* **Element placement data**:
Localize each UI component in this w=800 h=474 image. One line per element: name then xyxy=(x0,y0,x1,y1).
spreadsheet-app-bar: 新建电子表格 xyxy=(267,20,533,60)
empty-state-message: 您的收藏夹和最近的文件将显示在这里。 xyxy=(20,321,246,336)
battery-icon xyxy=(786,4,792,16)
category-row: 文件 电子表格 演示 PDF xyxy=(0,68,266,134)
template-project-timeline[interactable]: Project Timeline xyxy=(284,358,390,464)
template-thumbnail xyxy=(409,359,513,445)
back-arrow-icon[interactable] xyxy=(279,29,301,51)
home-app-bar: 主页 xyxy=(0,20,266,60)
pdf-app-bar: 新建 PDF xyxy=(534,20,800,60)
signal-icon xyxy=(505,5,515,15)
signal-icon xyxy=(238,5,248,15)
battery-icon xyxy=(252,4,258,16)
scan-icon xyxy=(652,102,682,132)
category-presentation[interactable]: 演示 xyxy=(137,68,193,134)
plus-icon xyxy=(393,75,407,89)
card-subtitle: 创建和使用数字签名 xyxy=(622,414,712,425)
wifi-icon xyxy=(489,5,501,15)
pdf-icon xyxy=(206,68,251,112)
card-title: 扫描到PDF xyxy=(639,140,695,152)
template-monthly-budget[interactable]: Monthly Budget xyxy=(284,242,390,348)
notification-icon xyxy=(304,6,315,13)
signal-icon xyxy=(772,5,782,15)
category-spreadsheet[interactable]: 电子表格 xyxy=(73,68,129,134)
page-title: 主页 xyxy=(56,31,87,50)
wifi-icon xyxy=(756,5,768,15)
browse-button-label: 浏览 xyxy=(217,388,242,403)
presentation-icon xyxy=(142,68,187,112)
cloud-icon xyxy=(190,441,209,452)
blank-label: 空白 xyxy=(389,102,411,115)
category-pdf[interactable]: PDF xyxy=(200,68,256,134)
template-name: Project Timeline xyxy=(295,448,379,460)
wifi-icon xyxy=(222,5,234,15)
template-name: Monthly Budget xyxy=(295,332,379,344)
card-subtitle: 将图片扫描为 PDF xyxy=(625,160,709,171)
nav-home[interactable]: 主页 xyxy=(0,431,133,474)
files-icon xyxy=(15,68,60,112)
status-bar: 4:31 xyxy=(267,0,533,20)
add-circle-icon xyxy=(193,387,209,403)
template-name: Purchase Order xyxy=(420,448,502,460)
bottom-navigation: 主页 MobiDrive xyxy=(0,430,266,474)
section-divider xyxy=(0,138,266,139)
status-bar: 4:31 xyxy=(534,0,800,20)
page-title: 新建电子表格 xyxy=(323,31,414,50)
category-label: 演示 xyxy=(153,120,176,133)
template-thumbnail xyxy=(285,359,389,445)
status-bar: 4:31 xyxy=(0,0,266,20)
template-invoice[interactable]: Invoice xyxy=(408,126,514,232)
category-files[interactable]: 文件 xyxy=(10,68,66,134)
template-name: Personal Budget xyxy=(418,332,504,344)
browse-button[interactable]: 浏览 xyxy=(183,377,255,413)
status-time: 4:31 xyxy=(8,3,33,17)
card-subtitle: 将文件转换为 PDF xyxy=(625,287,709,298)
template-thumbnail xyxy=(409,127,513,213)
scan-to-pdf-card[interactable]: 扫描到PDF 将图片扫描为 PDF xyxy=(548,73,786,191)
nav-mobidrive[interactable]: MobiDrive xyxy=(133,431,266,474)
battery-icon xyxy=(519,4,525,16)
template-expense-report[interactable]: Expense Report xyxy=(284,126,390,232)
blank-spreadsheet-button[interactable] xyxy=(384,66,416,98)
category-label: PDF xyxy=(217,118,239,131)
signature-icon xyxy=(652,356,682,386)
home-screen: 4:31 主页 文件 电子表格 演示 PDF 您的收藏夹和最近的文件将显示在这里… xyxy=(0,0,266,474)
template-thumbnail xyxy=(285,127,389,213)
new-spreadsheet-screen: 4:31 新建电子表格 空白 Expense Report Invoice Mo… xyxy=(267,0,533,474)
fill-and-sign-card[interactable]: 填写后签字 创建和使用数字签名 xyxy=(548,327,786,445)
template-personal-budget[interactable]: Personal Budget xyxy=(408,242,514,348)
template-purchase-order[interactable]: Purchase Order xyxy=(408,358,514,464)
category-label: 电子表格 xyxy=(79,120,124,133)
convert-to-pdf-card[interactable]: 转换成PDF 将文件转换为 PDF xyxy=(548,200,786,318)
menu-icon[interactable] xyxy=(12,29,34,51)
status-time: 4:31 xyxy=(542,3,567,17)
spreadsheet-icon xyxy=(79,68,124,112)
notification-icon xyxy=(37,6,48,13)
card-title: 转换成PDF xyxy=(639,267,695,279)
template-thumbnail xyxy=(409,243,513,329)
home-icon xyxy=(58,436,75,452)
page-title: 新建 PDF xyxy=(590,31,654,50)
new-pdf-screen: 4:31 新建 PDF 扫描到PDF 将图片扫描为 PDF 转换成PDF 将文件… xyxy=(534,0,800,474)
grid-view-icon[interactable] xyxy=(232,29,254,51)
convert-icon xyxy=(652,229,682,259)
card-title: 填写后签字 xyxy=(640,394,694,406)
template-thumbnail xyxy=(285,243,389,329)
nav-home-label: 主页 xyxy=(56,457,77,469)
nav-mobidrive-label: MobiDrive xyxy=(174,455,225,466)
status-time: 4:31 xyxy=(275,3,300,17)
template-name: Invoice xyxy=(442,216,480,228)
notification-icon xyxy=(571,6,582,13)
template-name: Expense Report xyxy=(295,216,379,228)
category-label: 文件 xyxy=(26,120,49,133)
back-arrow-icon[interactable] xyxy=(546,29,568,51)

* **Objective**: Convert every line of the entries above into a two-column Markdown table headed "Row" and "Line". Number each row, and leave out any blank lines.

* **Answer for the task**:
| Row | Line |
|---|---|
| 1 | Localize each UI component in this w=800 h=474 image. One line per element: name then xyxy=(x0,y0,x1,y1). |
| 2 | spreadsheet-app-bar: 新建电子表格 xyxy=(267,20,533,60) |
| 3 | empty-state-message: 您的收藏夹和最近的文件将显示在这里。 xyxy=(20,321,246,336) |
| 4 | battery-icon xyxy=(786,4,792,16) |
| 5 | category-row: 文件 电子表格 演示 PDF xyxy=(0,68,266,134) |
| 6 | template-project-timeline[interactable]: Project Timeline xyxy=(284,358,390,464) |
| 7 | template-thumbnail xyxy=(409,359,513,445) |
| 8 | back-arrow-icon[interactable] xyxy=(279,29,301,51) |
| 9 | home-app-bar: 主页 xyxy=(0,20,266,60) |
| 10 | pdf-app-bar: 新建 PDF xyxy=(534,20,800,60) |
| 11 | signal-icon xyxy=(505,5,515,15) |
| 12 | signal-icon xyxy=(238,5,248,15) |
| 13 | battery-icon xyxy=(252,4,258,16) |
| 14 | scan-icon xyxy=(652,102,682,132) |
| 15 | category-presentation[interactable]: 演示 xyxy=(137,68,193,134) |
| 16 | plus-icon xyxy=(393,75,407,89) |
| 17 | card-subtitle: 创建和使用数字签名 xyxy=(622,414,712,425) |
| 18 | wifi-icon xyxy=(489,5,501,15) |
| 19 | pdf-icon xyxy=(206,68,251,112) |
| 20 | card-title: 扫描到PDF xyxy=(639,140,695,152) |
| 21 | template-monthly-budget[interactable]: Monthly Budget xyxy=(284,242,390,348) |
| 22 | notification-icon xyxy=(304,6,315,13) |
| 23 | signal-icon xyxy=(772,5,782,15) |
| 24 | category-spreadsheet[interactable]: 电子表格 xyxy=(73,68,129,134) |
| 25 | page-title: 主页 xyxy=(56,31,87,50) |
| 26 | wifi-icon xyxy=(756,5,768,15) |
| 27 | browse-button-label: 浏览 xyxy=(217,388,242,403) |
| 28 | presentation-icon xyxy=(142,68,187,112) |
| 29 | cloud-icon xyxy=(190,441,209,452) |
| 30 | blank-label: 空白 xyxy=(389,102,411,115) |
| 31 | category-pdf[interactable]: PDF xyxy=(200,68,256,134) |
| 32 | template-name: Project Timeline xyxy=(295,448,379,460) |
| 33 | wifi-icon xyxy=(222,5,234,15) |
| 34 | template-name: Monthly Budget xyxy=(295,332,379,344) |
| 35 | card-subtitle: 将图片扫描为 PDF xyxy=(625,160,709,171) |
| 36 | nav-home[interactable]: 主页 xyxy=(0,431,133,474) |
| 37 | files-icon xyxy=(15,68,60,112) |
| 38 | status-bar: 4:31 xyxy=(267,0,533,20) |
| 39 | add-circle-icon xyxy=(193,387,209,403) |
| 40 | template-name: Purchase Order xyxy=(420,448,502,460) |
| 41 | bottom-navigation: 主页 MobiDrive xyxy=(0,430,266,474) |
| 42 | section-divider xyxy=(0,138,266,139) |
| 43 | status-bar: 4:31 xyxy=(534,0,800,20) |
| 44 | page-title: 新建电子表格 xyxy=(323,31,414,50) |
| 45 | category-label: 演示 xyxy=(153,120,176,133) |
| 46 | template-thumbnail xyxy=(285,359,389,445) |
| 47 | status-bar: 4:31 xyxy=(0,0,266,20) |
| 48 | template-invoice[interactable]: Invoice xyxy=(408,126,514,232) |
| 49 | category-files[interactable]: 文件 xyxy=(10,68,66,134) |
| 50 | template-name: Personal Budget xyxy=(418,332,504,344) |
| 51 | browse-button[interactable]: 浏览 xyxy=(183,377,255,413) |
| 52 | status-time: 4:31 xyxy=(8,3,33,17) |
| 53 | card-subtitle: 将文件转换为 PDF xyxy=(625,287,709,298) |
| 54 | template-thumbnail xyxy=(409,127,513,213) |
| 55 | scan-to-pdf-card[interactable]: 扫描到PDF 将图片扫描为 PDF xyxy=(548,73,786,191) |
| 56 | nav-mobidrive[interactable]: MobiDrive xyxy=(133,431,266,474) |
| 57 | battery-icon xyxy=(519,4,525,16) |
| 58 | template-expense-report[interactable]: Expense Report xyxy=(284,126,390,232) |
| 59 | blank-spreadsheet-button[interactable] xyxy=(384,66,416,98) |
| 60 | category-label: PDF xyxy=(217,118,239,131) |
| 61 | signature-icon xyxy=(652,356,682,386) |
| 62 | home-screen: 4:31 主页 文件 电子表格 演示 PDF 您的收藏夹和最近的文件将显示在这里… xyxy=(0,0,266,474) |
| 63 | template-thumbnail xyxy=(285,127,389,213) |
| 64 | new-spreadsheet-screen: 4:31 新建电子表格 空白 Expense Report Invoice Mo… xyxy=(267,0,533,474) |
| 65 | fill-and-sign-card[interactable]: 填写后签字 创建和使用数字签名 xyxy=(548,327,786,445) |
| 66 | template-personal-budget[interactable]: Personal Budget xyxy=(408,242,514,348) |
| 67 | template-purchase-order[interactable]: Purchase Order xyxy=(408,358,514,464) |
| 68 | category-label: 电子表格 xyxy=(79,120,124,133) |
| 69 | convert-to-pdf-card[interactable]: 转换成PDF 将文件转换为 PDF xyxy=(548,200,786,318) |
| 70 | menu-icon[interactable] xyxy=(12,29,34,51) |
| 71 | status-time: 4:31 xyxy=(542,3,567,17) |
| 72 | spreadsheet-icon xyxy=(79,68,124,112) |
| 73 | notification-icon xyxy=(37,6,48,13) |
| 74 | card-title: 转换成PDF xyxy=(639,267,695,279) |
| 75 | template-thumbnail xyxy=(409,243,513,329) |
| 76 | home-icon xyxy=(58,436,75,452) |
| 77 | page-title: 新建 PDF xyxy=(590,31,654,50) |
| 78 | new-pdf-screen: 4:31 新建 PDF 扫描到PDF 将图片扫描为 PDF 转换成PDF 将文件… xyxy=(534,0,800,474) |
| 79 | grid-view-icon[interactable] xyxy=(232,29,254,51) |
| 80 | convert-icon xyxy=(652,229,682,259) |
| 81 | card-title: 填写后签字 xyxy=(640,394,694,406) |
| 82 | template-thumbnail xyxy=(285,243,389,329) |
| 83 | nav-home-label: 主页 xyxy=(56,457,77,469) |
| 84 | nav-mobidrive-label: MobiDrive xyxy=(174,455,225,466) |
| 85 | status-time: 4:31 xyxy=(275,3,300,17) |
| 86 | template-name: Invoice xyxy=(442,216,480,228) |
| 87 | notification-icon xyxy=(571,6,582,13) |
| 88 | template-name: Expense Report xyxy=(295,216,379,228) |
| 89 | category-label: 文件 xyxy=(26,120,49,133) |
| 90 | back-arrow-icon[interactable] xyxy=(546,29,568,51) |